▸ DIRECTION:
From the records, pick out and copy each line containing "wage".

◆ ◆ ◆ ◆ ◆

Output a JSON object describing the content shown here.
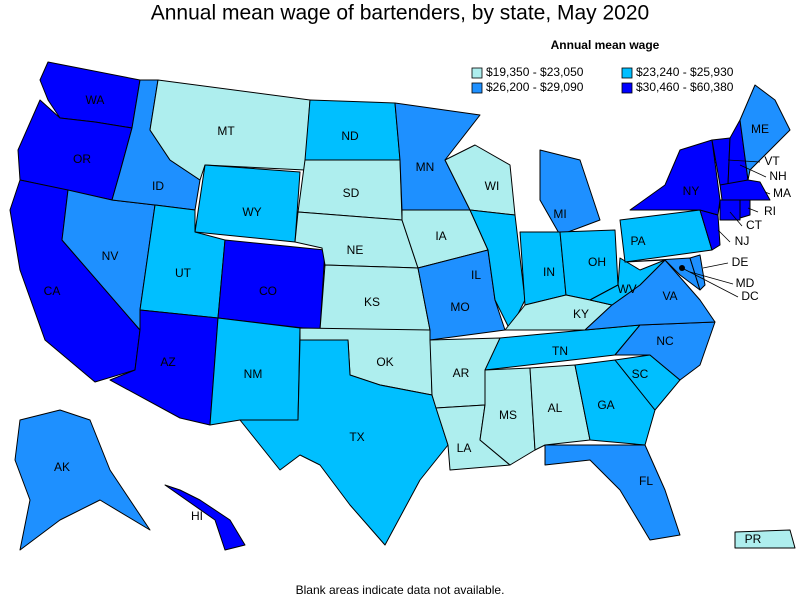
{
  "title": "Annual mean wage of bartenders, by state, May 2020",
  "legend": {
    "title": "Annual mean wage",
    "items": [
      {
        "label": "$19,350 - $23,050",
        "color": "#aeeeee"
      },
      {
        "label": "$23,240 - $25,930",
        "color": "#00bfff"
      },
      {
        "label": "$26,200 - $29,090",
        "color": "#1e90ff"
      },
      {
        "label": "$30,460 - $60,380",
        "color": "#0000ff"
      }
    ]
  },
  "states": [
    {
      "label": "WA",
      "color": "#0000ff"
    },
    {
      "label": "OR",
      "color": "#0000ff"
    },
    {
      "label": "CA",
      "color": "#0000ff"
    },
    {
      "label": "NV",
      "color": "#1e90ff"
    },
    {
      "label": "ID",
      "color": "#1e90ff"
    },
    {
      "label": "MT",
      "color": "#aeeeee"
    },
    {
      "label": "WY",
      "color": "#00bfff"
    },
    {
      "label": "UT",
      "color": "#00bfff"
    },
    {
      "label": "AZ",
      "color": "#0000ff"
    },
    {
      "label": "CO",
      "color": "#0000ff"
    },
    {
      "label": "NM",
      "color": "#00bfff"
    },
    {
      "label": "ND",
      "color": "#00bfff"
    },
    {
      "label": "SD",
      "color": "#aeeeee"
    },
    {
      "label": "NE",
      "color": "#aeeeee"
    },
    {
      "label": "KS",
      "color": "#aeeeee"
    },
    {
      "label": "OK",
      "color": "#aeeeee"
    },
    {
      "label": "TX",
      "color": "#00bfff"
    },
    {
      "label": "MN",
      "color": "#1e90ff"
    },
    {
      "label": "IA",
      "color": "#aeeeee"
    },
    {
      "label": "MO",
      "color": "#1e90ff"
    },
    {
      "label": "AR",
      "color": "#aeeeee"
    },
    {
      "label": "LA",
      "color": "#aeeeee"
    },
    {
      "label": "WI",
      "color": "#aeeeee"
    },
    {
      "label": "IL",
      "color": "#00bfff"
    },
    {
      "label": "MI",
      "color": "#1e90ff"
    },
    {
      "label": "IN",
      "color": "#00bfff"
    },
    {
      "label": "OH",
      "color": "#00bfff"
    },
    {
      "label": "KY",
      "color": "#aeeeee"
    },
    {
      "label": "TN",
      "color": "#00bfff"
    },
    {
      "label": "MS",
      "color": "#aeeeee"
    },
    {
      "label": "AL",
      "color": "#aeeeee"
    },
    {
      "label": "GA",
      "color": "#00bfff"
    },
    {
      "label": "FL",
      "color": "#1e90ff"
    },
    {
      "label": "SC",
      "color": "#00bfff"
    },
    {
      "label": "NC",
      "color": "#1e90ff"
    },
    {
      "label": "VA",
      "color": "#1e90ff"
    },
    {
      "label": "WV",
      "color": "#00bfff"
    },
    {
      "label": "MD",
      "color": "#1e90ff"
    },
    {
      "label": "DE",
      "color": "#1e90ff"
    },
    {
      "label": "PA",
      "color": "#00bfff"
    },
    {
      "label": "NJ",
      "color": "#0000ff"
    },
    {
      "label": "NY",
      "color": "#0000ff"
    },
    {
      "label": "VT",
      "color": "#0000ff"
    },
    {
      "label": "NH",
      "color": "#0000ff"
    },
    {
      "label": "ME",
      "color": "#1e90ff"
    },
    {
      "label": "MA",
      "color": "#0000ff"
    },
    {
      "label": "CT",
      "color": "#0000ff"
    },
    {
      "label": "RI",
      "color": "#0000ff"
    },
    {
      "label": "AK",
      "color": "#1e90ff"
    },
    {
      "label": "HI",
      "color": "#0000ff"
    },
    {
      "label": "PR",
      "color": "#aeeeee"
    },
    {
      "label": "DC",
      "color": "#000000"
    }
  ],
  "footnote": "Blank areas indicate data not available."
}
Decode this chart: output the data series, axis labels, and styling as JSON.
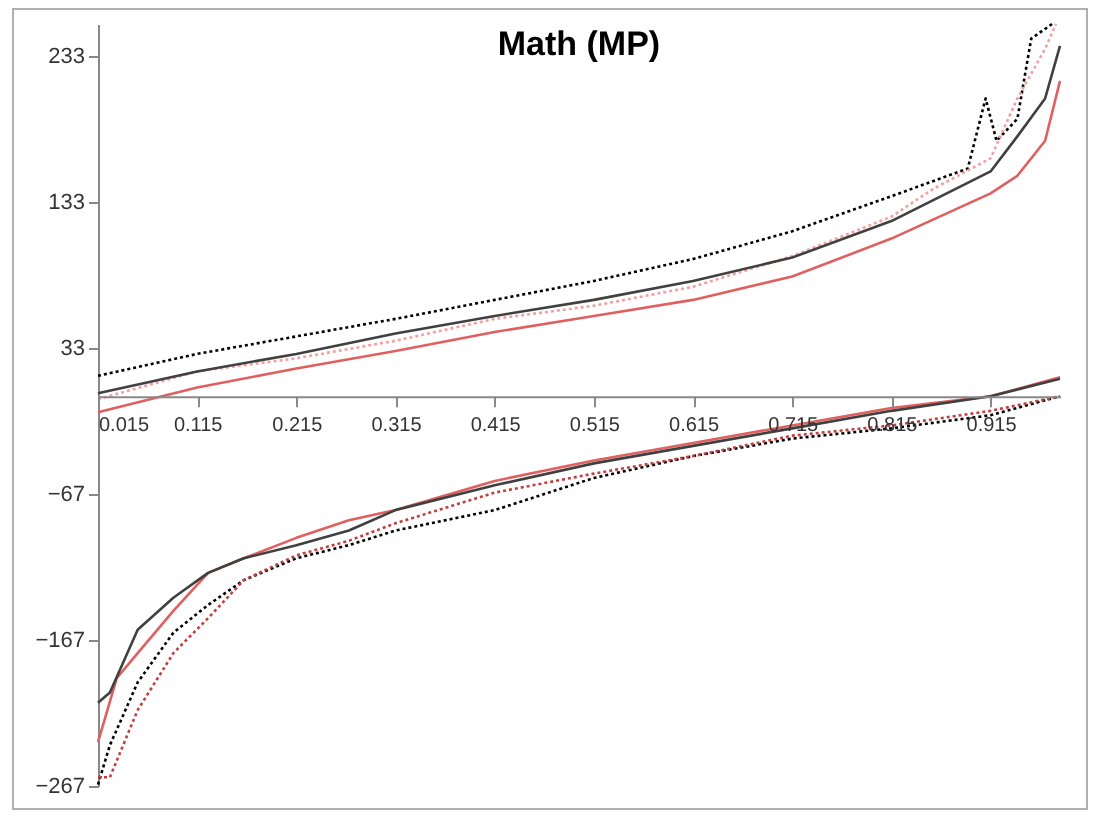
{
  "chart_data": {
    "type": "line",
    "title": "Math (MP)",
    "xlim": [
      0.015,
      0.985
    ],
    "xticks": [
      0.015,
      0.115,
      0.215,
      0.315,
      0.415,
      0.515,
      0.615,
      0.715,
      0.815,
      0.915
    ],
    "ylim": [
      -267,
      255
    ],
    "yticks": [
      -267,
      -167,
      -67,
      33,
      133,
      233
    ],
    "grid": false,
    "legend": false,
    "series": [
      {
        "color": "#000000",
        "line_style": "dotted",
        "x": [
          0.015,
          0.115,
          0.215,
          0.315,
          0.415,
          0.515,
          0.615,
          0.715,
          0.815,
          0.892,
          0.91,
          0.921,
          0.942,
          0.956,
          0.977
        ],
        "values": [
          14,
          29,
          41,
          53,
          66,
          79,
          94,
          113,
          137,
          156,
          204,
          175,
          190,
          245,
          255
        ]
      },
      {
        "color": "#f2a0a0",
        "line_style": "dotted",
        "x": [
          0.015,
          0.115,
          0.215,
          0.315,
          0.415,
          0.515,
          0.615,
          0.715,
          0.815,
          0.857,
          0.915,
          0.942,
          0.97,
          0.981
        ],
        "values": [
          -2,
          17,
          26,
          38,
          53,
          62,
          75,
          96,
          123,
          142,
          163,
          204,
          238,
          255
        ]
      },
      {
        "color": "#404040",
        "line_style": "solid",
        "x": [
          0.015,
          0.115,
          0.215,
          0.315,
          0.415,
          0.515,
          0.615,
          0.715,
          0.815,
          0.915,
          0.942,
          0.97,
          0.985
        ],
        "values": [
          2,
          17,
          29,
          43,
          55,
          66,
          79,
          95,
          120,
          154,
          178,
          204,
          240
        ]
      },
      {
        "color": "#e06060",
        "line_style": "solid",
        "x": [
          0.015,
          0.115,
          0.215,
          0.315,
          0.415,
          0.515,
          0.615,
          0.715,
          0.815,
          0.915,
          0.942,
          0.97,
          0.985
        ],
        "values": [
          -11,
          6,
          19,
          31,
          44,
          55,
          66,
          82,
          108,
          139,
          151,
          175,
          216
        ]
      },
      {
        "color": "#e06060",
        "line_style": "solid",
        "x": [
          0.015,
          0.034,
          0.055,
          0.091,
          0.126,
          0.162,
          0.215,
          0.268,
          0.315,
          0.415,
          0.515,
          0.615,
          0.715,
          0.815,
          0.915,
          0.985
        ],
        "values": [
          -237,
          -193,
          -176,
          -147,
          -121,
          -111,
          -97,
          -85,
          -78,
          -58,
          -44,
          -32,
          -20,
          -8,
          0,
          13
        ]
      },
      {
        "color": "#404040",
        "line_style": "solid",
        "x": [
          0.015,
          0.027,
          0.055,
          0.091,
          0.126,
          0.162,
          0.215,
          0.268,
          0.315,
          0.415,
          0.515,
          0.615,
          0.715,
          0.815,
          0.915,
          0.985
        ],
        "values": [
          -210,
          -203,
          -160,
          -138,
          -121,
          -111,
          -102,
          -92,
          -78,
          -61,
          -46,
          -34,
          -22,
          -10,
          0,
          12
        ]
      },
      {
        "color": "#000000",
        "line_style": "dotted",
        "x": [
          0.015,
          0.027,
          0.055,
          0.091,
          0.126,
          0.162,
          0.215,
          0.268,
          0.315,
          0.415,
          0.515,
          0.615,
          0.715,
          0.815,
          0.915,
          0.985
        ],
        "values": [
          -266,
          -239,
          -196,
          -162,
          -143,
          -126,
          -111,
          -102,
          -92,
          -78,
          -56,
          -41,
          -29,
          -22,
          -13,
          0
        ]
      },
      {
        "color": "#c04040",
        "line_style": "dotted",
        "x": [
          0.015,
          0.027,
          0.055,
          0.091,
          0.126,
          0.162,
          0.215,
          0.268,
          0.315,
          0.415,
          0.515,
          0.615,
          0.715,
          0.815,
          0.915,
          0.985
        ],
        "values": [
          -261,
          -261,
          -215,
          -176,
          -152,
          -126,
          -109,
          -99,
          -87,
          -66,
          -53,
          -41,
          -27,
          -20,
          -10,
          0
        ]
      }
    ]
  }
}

◆ ◆ ◆ ◆ ◆

▸ PROBLEM SOLUTION:
  "title": "Annual mean wage of bartenders, by state, May 2020",
    "title": "Annual mean wage",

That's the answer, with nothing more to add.